▶ **To do**
Count how many lines in this material contain "Szilvia". The answer is that number alone.

[start Raw data]

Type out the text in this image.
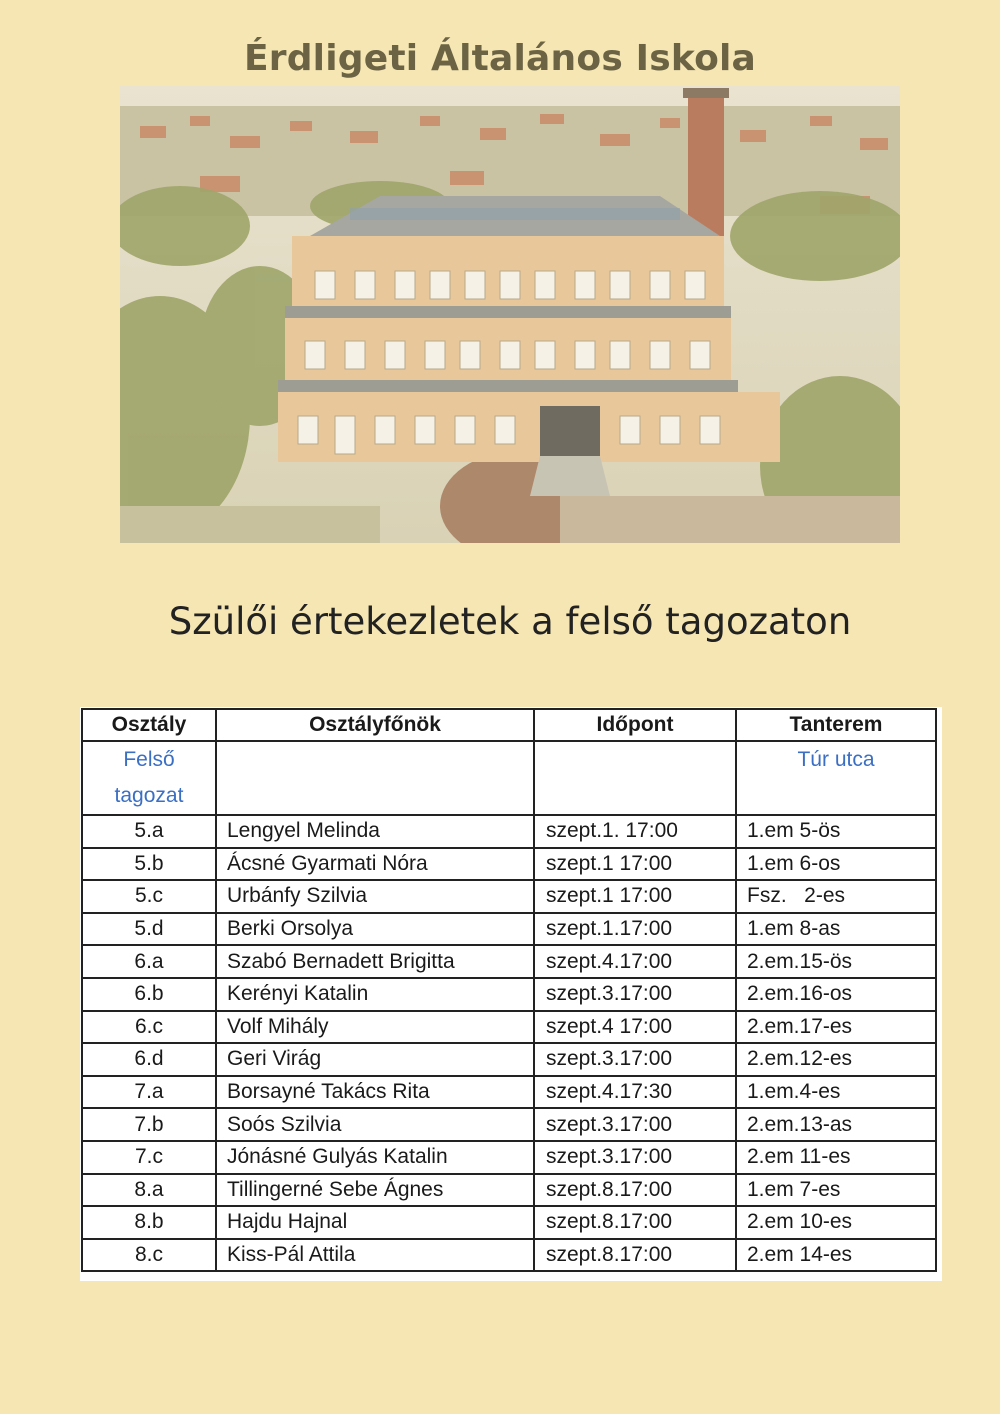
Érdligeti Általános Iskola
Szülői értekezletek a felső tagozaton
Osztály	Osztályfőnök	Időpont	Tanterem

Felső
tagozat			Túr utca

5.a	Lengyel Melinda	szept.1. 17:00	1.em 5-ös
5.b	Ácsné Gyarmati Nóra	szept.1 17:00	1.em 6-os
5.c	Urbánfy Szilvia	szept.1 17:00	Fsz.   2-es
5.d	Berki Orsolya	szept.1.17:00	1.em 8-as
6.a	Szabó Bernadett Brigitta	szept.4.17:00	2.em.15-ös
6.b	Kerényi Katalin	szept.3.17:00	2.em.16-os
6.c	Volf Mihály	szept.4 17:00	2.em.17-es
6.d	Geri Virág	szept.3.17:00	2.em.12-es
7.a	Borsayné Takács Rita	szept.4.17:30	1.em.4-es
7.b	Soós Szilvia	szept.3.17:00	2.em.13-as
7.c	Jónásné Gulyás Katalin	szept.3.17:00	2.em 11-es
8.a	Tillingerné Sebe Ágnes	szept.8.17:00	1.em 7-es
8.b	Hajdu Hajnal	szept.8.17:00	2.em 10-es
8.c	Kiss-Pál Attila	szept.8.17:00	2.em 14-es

[end Raw data]

▶ **Result for this exercise**
2